__YOUR OBJECTIVE__
Every line containing the word "letter" needs to be found and copied.

==== PROVIDED ENTRIES ====

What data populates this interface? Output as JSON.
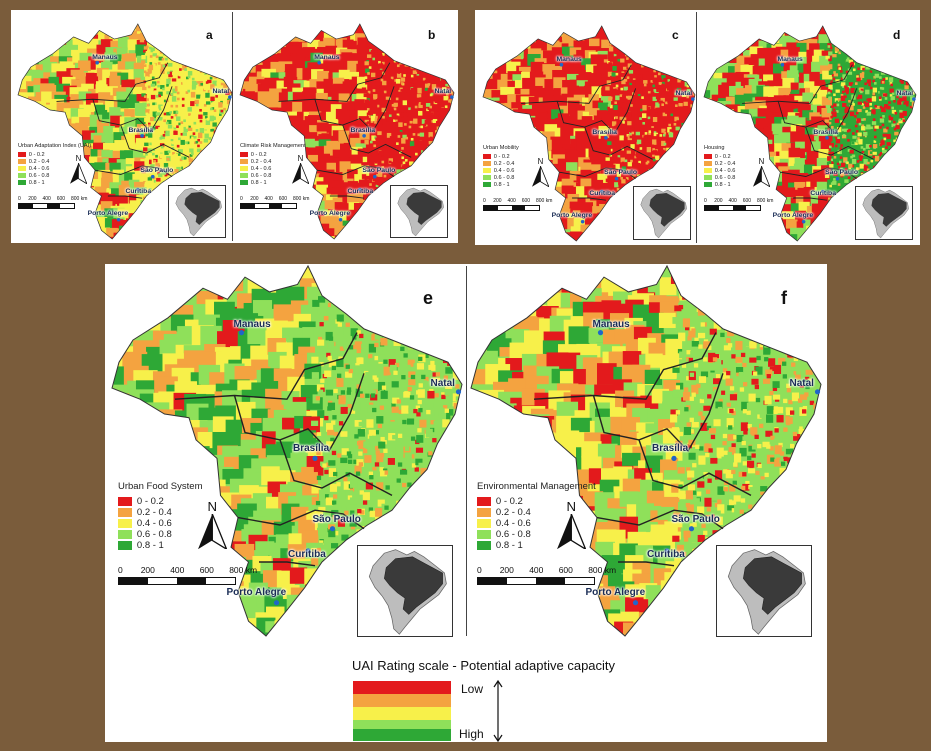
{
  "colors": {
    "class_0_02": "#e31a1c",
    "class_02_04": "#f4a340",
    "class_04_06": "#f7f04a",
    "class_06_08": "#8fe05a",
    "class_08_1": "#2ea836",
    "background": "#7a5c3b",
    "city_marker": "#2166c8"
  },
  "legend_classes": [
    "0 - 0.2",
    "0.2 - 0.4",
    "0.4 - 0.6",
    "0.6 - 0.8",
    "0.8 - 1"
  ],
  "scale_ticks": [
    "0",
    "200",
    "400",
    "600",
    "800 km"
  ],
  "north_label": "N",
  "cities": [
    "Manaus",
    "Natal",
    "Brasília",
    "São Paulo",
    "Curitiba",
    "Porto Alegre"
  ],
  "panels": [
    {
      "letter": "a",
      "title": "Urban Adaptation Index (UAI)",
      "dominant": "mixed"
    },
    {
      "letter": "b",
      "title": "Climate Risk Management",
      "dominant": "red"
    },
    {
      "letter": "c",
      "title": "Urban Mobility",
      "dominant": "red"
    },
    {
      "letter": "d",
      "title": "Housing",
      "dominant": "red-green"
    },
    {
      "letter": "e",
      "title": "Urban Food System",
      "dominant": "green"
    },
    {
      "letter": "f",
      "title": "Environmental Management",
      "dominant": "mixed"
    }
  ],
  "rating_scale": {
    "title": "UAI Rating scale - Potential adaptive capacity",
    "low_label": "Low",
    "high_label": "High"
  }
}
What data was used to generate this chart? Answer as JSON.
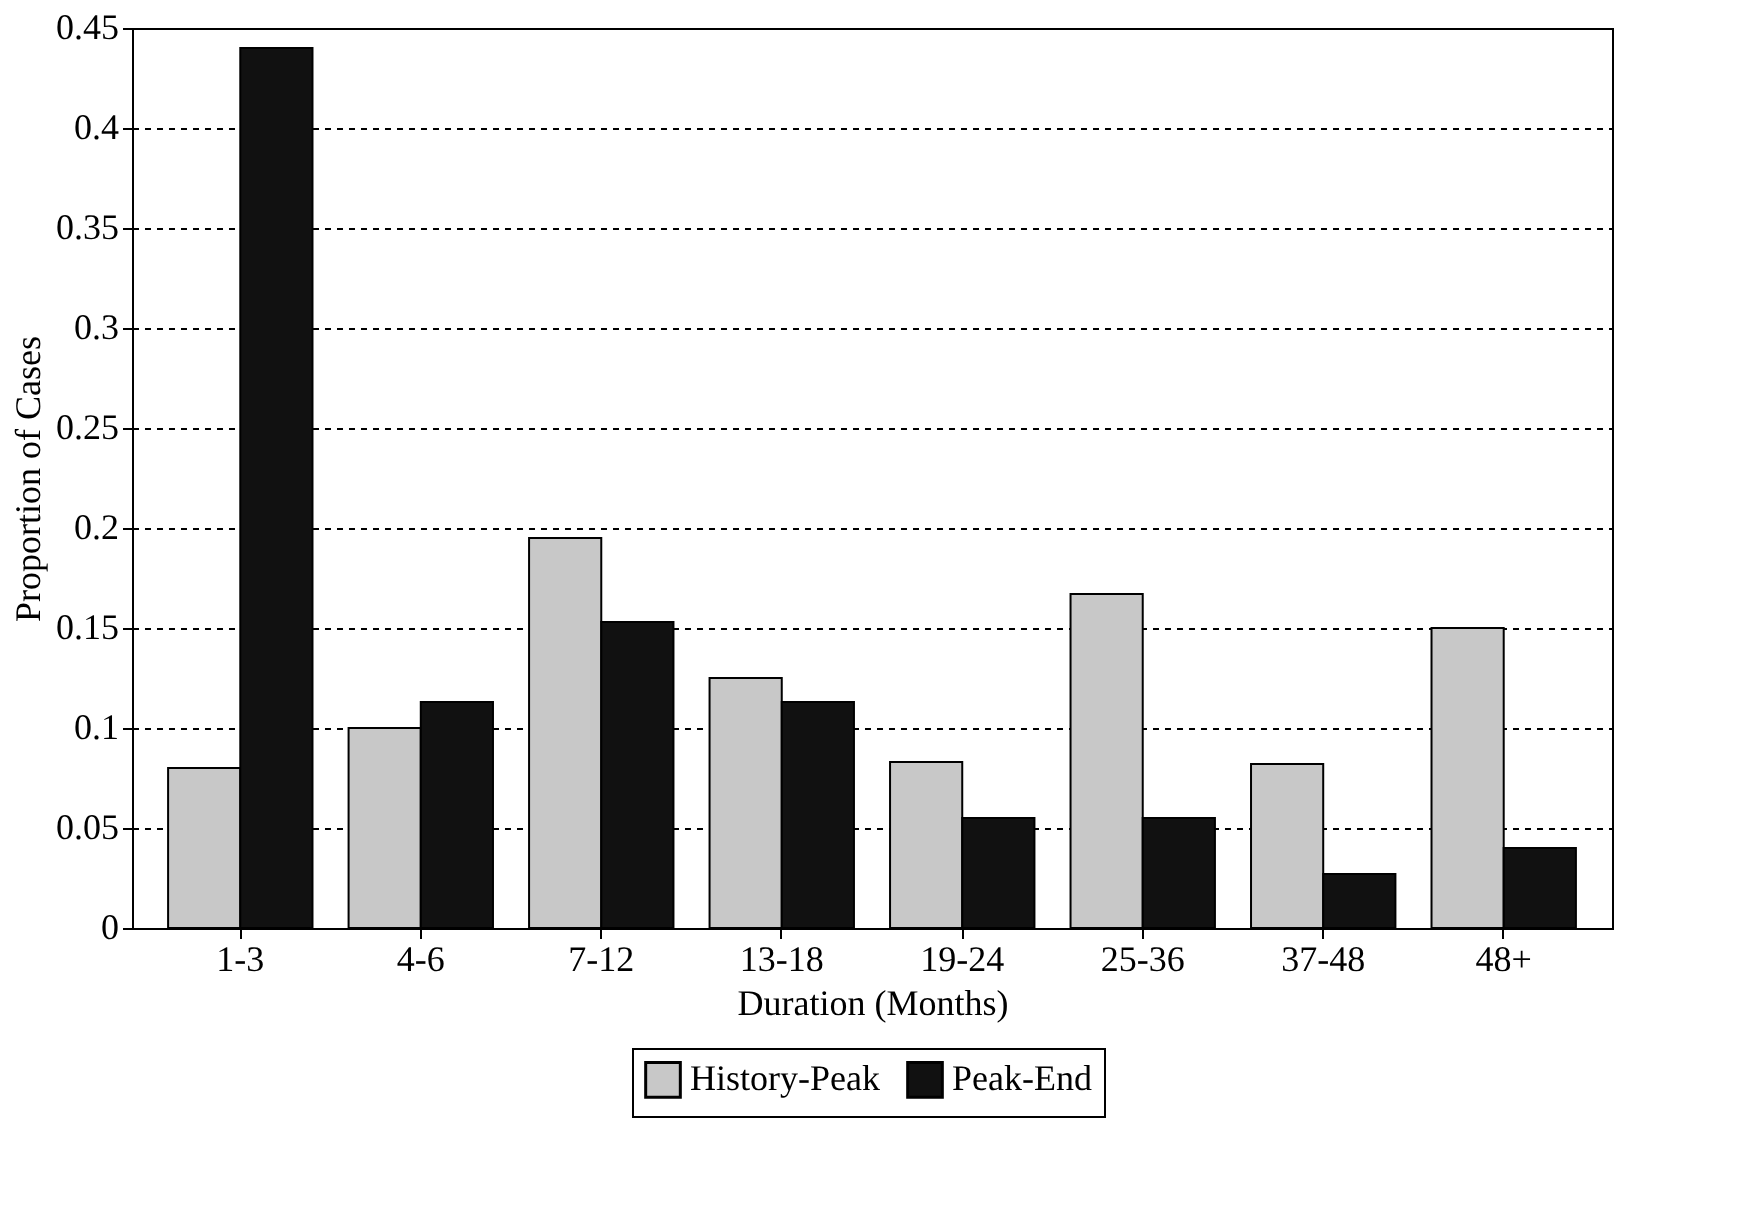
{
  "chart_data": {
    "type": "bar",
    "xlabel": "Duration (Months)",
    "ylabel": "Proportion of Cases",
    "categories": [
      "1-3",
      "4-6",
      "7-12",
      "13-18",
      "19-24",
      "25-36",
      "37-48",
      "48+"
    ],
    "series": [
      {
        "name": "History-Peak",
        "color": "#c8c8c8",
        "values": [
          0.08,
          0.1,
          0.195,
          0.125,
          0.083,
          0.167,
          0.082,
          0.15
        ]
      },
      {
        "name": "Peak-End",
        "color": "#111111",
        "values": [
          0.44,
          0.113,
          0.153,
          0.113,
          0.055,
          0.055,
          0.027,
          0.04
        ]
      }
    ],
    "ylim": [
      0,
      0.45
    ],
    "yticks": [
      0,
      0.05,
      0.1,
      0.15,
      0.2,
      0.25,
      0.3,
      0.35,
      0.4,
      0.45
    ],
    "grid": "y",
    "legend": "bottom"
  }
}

====
==== PROVIDED ENTRIES ====

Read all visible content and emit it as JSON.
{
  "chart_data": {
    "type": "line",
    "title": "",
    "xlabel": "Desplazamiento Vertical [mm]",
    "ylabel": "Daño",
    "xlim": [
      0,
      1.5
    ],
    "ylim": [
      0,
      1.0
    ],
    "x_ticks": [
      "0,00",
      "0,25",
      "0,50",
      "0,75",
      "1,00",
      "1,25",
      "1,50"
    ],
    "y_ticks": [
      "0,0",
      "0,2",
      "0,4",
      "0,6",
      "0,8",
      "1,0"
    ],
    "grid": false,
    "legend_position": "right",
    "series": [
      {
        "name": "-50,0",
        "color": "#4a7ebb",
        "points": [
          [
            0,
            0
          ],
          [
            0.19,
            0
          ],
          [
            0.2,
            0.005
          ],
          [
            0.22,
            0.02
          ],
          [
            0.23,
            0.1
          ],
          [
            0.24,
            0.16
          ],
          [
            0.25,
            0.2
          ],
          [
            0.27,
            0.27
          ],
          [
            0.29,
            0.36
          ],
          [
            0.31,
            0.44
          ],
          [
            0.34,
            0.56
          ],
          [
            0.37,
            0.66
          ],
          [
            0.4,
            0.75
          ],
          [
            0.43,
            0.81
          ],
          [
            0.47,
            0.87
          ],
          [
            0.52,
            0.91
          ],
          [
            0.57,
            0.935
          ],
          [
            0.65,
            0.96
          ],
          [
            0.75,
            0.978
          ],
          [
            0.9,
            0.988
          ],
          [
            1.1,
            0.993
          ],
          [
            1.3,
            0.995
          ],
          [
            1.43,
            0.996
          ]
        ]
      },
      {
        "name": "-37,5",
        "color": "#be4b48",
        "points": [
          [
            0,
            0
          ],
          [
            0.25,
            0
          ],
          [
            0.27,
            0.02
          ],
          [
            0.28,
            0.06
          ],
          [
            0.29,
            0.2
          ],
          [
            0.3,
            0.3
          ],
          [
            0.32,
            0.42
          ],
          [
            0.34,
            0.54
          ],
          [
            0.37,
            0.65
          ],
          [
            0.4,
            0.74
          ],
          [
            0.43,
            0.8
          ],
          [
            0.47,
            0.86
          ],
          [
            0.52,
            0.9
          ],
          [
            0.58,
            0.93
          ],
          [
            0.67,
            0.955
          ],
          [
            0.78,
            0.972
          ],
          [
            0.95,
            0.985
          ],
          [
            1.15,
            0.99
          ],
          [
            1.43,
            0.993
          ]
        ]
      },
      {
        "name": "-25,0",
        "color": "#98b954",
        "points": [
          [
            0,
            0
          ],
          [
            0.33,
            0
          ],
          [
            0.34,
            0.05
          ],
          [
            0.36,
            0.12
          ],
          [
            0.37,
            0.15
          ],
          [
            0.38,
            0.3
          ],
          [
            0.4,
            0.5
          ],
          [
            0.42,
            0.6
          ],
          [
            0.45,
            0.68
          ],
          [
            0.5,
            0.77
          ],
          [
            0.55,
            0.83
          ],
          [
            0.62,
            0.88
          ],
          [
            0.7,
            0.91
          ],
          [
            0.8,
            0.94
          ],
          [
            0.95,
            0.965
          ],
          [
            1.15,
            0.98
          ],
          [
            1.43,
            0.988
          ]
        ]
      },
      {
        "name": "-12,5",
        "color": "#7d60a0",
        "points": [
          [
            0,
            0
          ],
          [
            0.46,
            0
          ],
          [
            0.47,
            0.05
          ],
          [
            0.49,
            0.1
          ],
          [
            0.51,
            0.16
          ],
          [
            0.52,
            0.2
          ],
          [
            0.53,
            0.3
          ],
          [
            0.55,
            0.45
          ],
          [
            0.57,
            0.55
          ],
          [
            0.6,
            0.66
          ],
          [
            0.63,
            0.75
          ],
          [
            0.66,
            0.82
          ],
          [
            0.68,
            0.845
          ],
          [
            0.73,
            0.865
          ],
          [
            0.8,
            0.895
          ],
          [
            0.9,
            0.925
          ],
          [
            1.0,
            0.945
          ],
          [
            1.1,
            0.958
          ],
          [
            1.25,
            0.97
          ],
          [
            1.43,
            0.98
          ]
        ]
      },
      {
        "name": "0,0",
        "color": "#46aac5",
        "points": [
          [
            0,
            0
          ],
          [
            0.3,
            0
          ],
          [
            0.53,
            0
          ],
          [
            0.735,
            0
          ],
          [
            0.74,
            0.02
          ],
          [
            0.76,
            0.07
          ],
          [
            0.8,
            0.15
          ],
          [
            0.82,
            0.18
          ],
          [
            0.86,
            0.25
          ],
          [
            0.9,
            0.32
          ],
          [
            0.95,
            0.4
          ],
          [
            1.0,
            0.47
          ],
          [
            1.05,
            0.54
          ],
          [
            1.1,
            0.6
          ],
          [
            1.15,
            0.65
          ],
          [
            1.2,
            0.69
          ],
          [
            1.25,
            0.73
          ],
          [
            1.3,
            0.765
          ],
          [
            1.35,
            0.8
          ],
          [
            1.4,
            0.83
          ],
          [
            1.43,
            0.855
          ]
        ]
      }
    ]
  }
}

====

__SOLVED EXERCISE__
      "letter": "a",
      "letter": "b",
      "letter": "c",
      "letter": "d",
      "letter": "e",
      "letter": "f",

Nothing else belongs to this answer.